▸ THE TASK
Copy every line with the string "Committee" in it.

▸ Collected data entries
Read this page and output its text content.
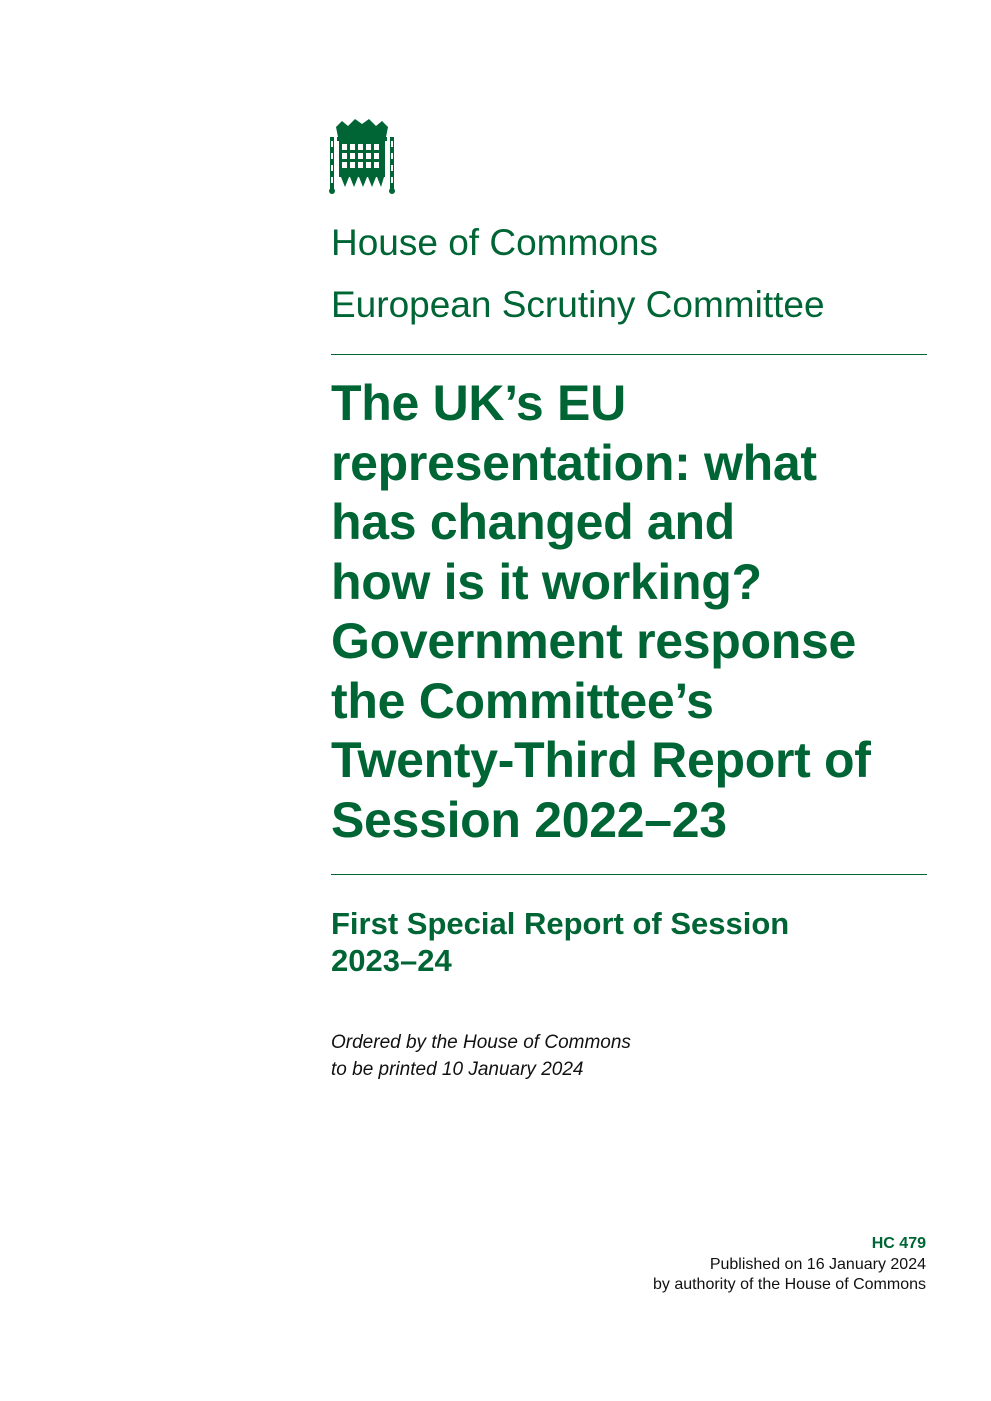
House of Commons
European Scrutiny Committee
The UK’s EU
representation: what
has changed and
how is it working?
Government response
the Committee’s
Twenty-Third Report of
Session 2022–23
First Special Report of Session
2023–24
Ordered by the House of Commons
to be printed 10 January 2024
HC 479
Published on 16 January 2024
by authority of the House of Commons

▸ TASK ANSWER
European Scrutiny Committee
the Committee’s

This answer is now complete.